╭─ THE INPUT
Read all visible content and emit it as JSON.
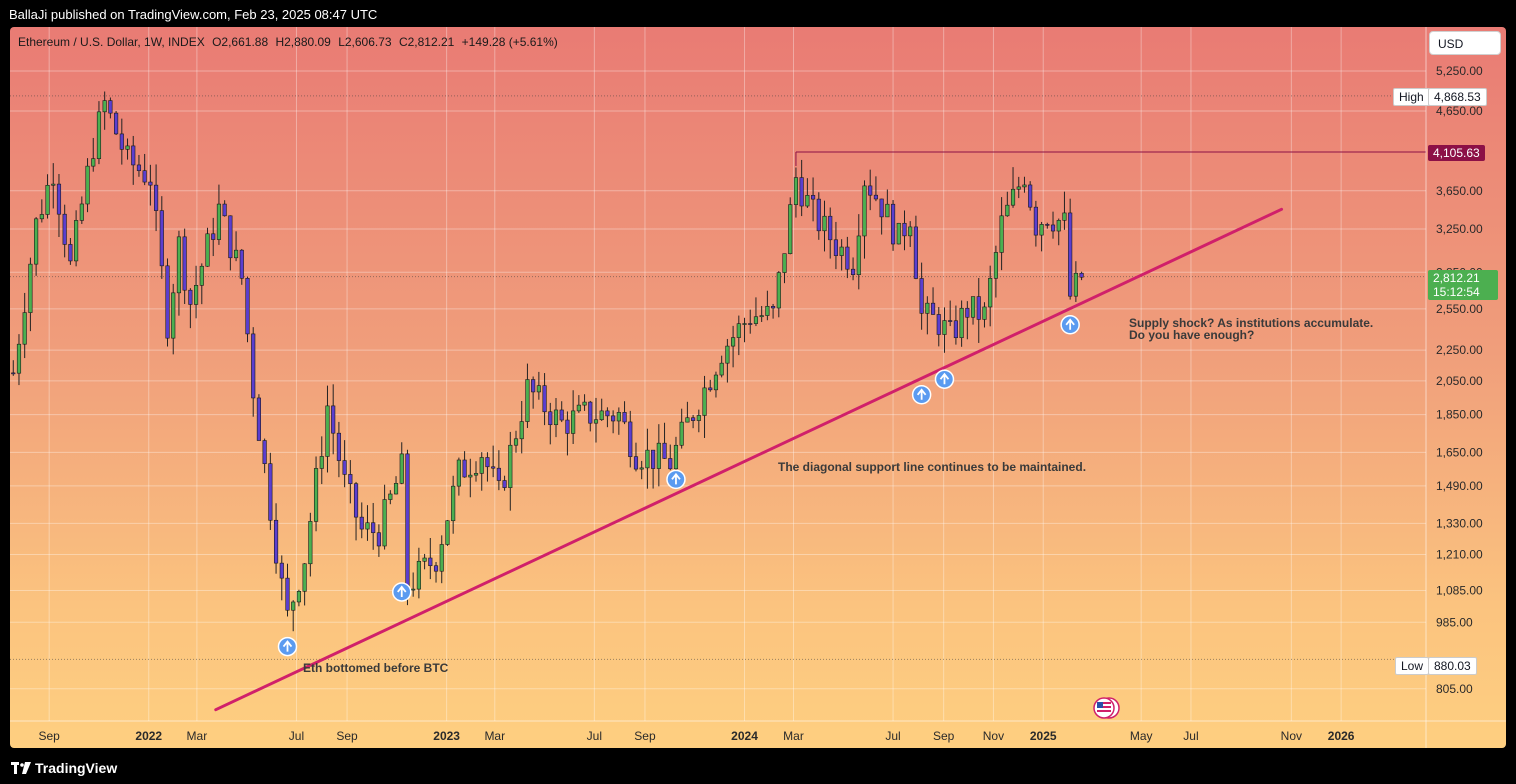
{
  "header": {
    "publisher_line": "BallaJi published on TradingView.com, Feb 23, 2025 08:47 UTC"
  },
  "footer": {
    "brand": "TradingView"
  },
  "legend": {
    "symbol": "Ethereum / U.S. Dollar, 1W, INDEX",
    "open": "O2,661.88",
    "high": "H2,880.09",
    "low": "L2,606.73",
    "close": "C2,812.21",
    "change": "+149.28 (+5.61%)"
  },
  "currency": "USD",
  "price_tags": {
    "high_label": "High",
    "high_value": "4,868.53",
    "level_value": "4,105.63",
    "current_value": "2,812.21",
    "countdown": "15:12:54",
    "low_label": "Low",
    "low_value": "880.03"
  },
  "annotations": {
    "bottom": "Eth bottomed before BTC",
    "support": "The diagonal support line continues to be maintained.",
    "supply_line1": "Supply shock? As institutions accumulate.",
    "supply_line2": "Do you have enough?"
  },
  "colors": {
    "bull": "#4caf50",
    "bear": "#5b3ecf",
    "trendline": "#d0206a",
    "arrow": "#5b9bf0",
    "current_tag": "#4caf50",
    "level_tag": "#8c1046"
  },
  "chart_data": {
    "type": "candlestick",
    "interval": "1W",
    "scale": "log",
    "y_ticks": [
      5250,
      4650,
      3650,
      3250,
      2850,
      2550,
      2250,
      2050,
      1850,
      1650,
      1490,
      1330,
      1210,
      1085,
      985,
      805
    ],
    "y_tick_labels": [
      "5,250.00",
      "4,650.00",
      "3,650.00",
      "3,250.00",
      "2,850.00",
      "2,550.00",
      "2,250.00",
      "2,050.00",
      "1,850.00",
      "1,650.00",
      "1,490.00",
      "1,330.00",
      "1,210.00",
      "1,085.00",
      "985.00",
      "805.00"
    ],
    "x_tick_labels": [
      "Sep",
      "2022",
      "Mar",
      "Jul",
      "Sep",
      "2023",
      "Mar",
      "Jul",
      "Sep",
      "2024",
      "Mar",
      "Jul",
      "Sep",
      "Nov",
      "2025",
      "May",
      "Jul",
      "Nov",
      "2026"
    ],
    "x_tick_dates": [
      "2021-09-01",
      "2022-01-01",
      "2022-03-01",
      "2022-07-01",
      "2022-09-01",
      "2023-01-01",
      "2023-03-01",
      "2023-07-01",
      "2023-09-01",
      "2024-01-01",
      "2024-03-01",
      "2024-07-01",
      "2024-09-01",
      "2024-11-01",
      "2025-01-01",
      "2025-05-01",
      "2025-07-01",
      "2025-11-01",
      "2026-01-01"
    ],
    "x_range": [
      "2021-07-15",
      "2026-04-15"
    ],
    "y_range": [
      730,
      6000
    ],
    "anchors": [
      [
        "2021-07-19",
        2100
      ],
      [
        "2021-08-16",
        3300
      ],
      [
        "2021-09-06",
        3900
      ],
      [
        "2021-09-27",
        2900
      ],
      [
        "2021-10-25",
        4200
      ],
      [
        "2021-11-08",
        4750
      ],
      [
        "2021-12-06",
        4000
      ],
      [
        "2022-01-03",
        3800
      ],
      [
        "2022-01-24",
        2450
      ],
      [
        "2022-02-07",
        3100
      ],
      [
        "2022-02-21",
        2600
      ],
      [
        "2022-03-28",
        3450
      ],
      [
        "2022-04-25",
        2800
      ],
      [
        "2022-05-09",
        2000
      ],
      [
        "2022-06-13",
        1100
      ],
      [
        "2022-06-20",
        1000
      ],
      [
        "2022-07-11",
        1200
      ],
      [
        "2022-08-08",
        1900
      ],
      [
        "2022-08-29",
        1500
      ],
      [
        "2022-09-19",
        1300
      ],
      [
        "2022-10-10",
        1300
      ],
      [
        "2022-11-07",
        1570
      ],
      [
        "2022-11-14",
        1100
      ],
      [
        "2022-12-19",
        1200
      ],
      [
        "2023-01-16",
        1550
      ],
      [
        "2023-02-13",
        1650
      ],
      [
        "2023-03-06",
        1450
      ],
      [
        "2023-04-10",
        2000
      ],
      [
        "2023-05-22",
        1800
      ],
      [
        "2023-06-19",
        1850
      ],
      [
        "2023-07-31",
        1850
      ],
      [
        "2023-08-21",
        1650
      ],
      [
        "2023-10-02",
        1600
      ],
      [
        "2023-10-23",
        1800
      ],
      [
        "2023-11-13",
        2000
      ],
      [
        "2023-12-04",
        2250
      ],
      [
        "2024-01-08",
        2500
      ],
      [
        "2024-02-05",
        2500
      ],
      [
        "2024-03-04",
        3800
      ],
      [
        "2024-03-25",
        3400
      ],
      [
        "2024-04-22",
        3100
      ],
      [
        "2024-05-13",
        2950
      ],
      [
        "2024-05-27",
        3800
      ],
      [
        "2024-06-17",
        3500
      ],
      [
        "2024-07-08",
        3150
      ],
      [
        "2024-07-22",
        3400
      ],
      [
        "2024-08-05",
        2500
      ],
      [
        "2024-08-26",
        2450
      ],
      [
        "2024-09-09",
        2350
      ],
      [
        "2024-09-30",
        2550
      ],
      [
        "2024-10-21",
        2500
      ],
      [
        "2024-11-11",
        3300
      ],
      [
        "2024-12-09",
        3850
      ],
      [
        "2024-12-23",
        3300
      ],
      [
        "2025-01-06",
        3400
      ],
      [
        "2025-01-27",
        3300
      ],
      [
        "2025-02-03",
        2650
      ],
      [
        "2025-02-17",
        2812
      ]
    ],
    "high": 4868.53,
    "low": 880.03,
    "last": 2812.21,
    "resistance_level": 4105.63,
    "trendline": {
      "from": [
        "2022-06-13",
        830
      ],
      "to": [
        "2025-10-20",
        3450
      ]
    },
    "support_touches": [
      [
        "2022-06-20",
        915
      ],
      [
        "2022-11-07",
        1080
      ],
      [
        "2023-10-09",
        1520
      ],
      [
        "2024-08-05",
        1965
      ],
      [
        "2024-09-02",
        2060
      ],
      [
        "2025-02-03",
        2430
      ]
    ]
  }
}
╰─
▸ WORK TO DO: Output every entry verbatim. Pictures do not belong in the copy.

▸ REPLY:
Read all visible content and emit it as JSON.
{
  "header": {
    "publisher_line": "BallaJi published on TradingView.com, Feb 23, 2025 08:47 UTC"
  },
  "footer": {
    "brand": "TradingView"
  },
  "legend": {
    "symbol": "Ethereum / U.S. Dollar, 1W, INDEX",
    "open": "O2,661.88",
    "high": "H2,880.09",
    "low": "L2,606.73",
    "close": "C2,812.21",
    "change": "+149.28 (+5.61%)"
  },
  "currency": "USD",
  "price_tags": {
    "high_label": "High",
    "high_value": "4,868.53",
    "level_value": "4,105.63",
    "current_value": "2,812.21",
    "countdown": "15:12:54",
    "low_label": "Low",
    "low_value": "880.03"
  },
  "annotations": {
    "bottom": "Eth bottomed before BTC",
    "support": "The diagonal support line continues to be maintained.",
    "supply_line1": "Supply shock? As institutions accumulate.",
    "supply_line2": "Do you have enough?"
  },
  "colors": {
    "bull": "#4caf50",
    "bear": "#5b3ecf",
    "trendline": "#d0206a",
    "arrow": "#5b9bf0",
    "current_tag": "#4caf50",
    "level_tag": "#8c1046"
  },
  "chart_data": {
    "type": "candlestick",
    "interval": "1W",
    "scale": "log",
    "y_ticks": [
      5250,
      4650,
      3650,
      3250,
      2850,
      2550,
      2250,
      2050,
      1850,
      1650,
      1490,
      1330,
      1210,
      1085,
      985,
      805
    ],
    "y_tick_labels": [
      "5,250.00",
      "4,650.00",
      "3,650.00",
      "3,250.00",
      "2,850.00",
      "2,550.00",
      "2,250.00",
      "2,050.00",
      "1,850.00",
      "1,650.00",
      "1,490.00",
      "1,330.00",
      "1,210.00",
      "1,085.00",
      "985.00",
      "805.00"
    ],
    "x_tick_labels": [
      "Sep",
      "2022",
      "Mar",
      "Jul",
      "Sep",
      "2023",
      "Mar",
      "Jul",
      "Sep",
      "2024",
      "Mar",
      "Jul",
      "Sep",
      "Nov",
      "2025",
      "May",
      "Jul",
      "Nov",
      "2026"
    ],
    "x_tick_dates": [
      "2021-09-01",
      "2022-01-01",
      "2022-03-01",
      "2022-07-01",
      "2022-09-01",
      "2023-01-01",
      "2023-03-01",
      "2023-07-01",
      "2023-09-01",
      "2024-01-01",
      "2024-03-01",
      "2024-07-01",
      "2024-09-01",
      "2024-11-01",
      "2025-01-01",
      "2025-05-01",
      "2025-07-01",
      "2025-11-01",
      "2026-01-01"
    ],
    "x_range": [
      "2021-07-15",
      "2026-04-15"
    ],
    "y_range": [
      730,
      6000
    ],
    "anchors": [
      [
        "2021-07-19",
        2100
      ],
      [
        "2021-08-16",
        3300
      ],
      [
        "2021-09-06",
        3900
      ],
      [
        "2021-09-27",
        2900
      ],
      [
        "2021-10-25",
        4200
      ],
      [
        "2021-11-08",
        4750
      ],
      [
        "2021-12-06",
        4000
      ],
      [
        "2022-01-03",
        3800
      ],
      [
        "2022-01-24",
        2450
      ],
      [
        "2022-02-07",
        3100
      ],
      [
        "2022-02-21",
        2600
      ],
      [
        "2022-03-28",
        3450
      ],
      [
        "2022-04-25",
        2800
      ],
      [
        "2022-05-09",
        2000
      ],
      [
        "2022-06-13",
        1100
      ],
      [
        "2022-06-20",
        1000
      ],
      [
        "2022-07-11",
        1200
      ],
      [
        "2022-08-08",
        1900
      ],
      [
        "2022-08-29",
        1500
      ],
      [
        "2022-09-19",
        1300
      ],
      [
        "2022-10-10",
        1300
      ],
      [
        "2022-11-07",
        1570
      ],
      [
        "2022-11-14",
        1100
      ],
      [
        "2022-12-19",
        1200
      ],
      [
        "2023-01-16",
        1550
      ],
      [
        "2023-02-13",
        1650
      ],
      [
        "2023-03-06",
        1450
      ],
      [
        "2023-04-10",
        2000
      ],
      [
        "2023-05-22",
        1800
      ],
      [
        "2023-06-19",
        1850
      ],
      [
        "2023-07-31",
        1850
      ],
      [
        "2023-08-21",
        1650
      ],
      [
        "2023-10-02",
        1600
      ],
      [
        "2023-10-23",
        1800
      ],
      [
        "2023-11-13",
        2000
      ],
      [
        "2023-12-04",
        2250
      ],
      [
        "2024-01-08",
        2500
      ],
      [
        "2024-02-05",
        2500
      ],
      [
        "2024-03-04",
        3800
      ],
      [
        "2024-03-25",
        3400
      ],
      [
        "2024-04-22",
        3100
      ],
      [
        "2024-05-13",
        2950
      ],
      [
        "2024-05-27",
        3800
      ],
      [
        "2024-06-17",
        3500
      ],
      [
        "2024-07-08",
        3150
      ],
      [
        "2024-07-22",
        3400
      ],
      [
        "2024-08-05",
        2500
      ],
      [
        "2024-08-26",
        2450
      ],
      [
        "2024-09-09",
        2350
      ],
      [
        "2024-09-30",
        2550
      ],
      [
        "2024-10-21",
        2500
      ],
      [
        "2024-11-11",
        3300
      ],
      [
        "2024-12-09",
        3850
      ],
      [
        "2024-12-23",
        3300
      ],
      [
        "2025-01-06",
        3400
      ],
      [
        "2025-01-27",
        3300
      ],
      [
        "2025-02-03",
        2650
      ],
      [
        "2025-02-17",
        2812
      ]
    ],
    "high": 4868.53,
    "low": 880.03,
    "last": 2812.21,
    "resistance_level": 4105.63,
    "trendline": {
      "from": [
        "2022-06-13",
        830
      ],
      "to": [
        "2025-10-20",
        3450
      ]
    },
    "support_touches": [
      [
        "2022-06-20",
        915
      ],
      [
        "2022-11-07",
        1080
      ],
      [
        "2023-10-09",
        1520
      ],
      [
        "2024-08-05",
        1965
      ],
      [
        "2024-09-02",
        2060
      ],
      [
        "2025-02-03",
        2430
      ]
    ]
  }
}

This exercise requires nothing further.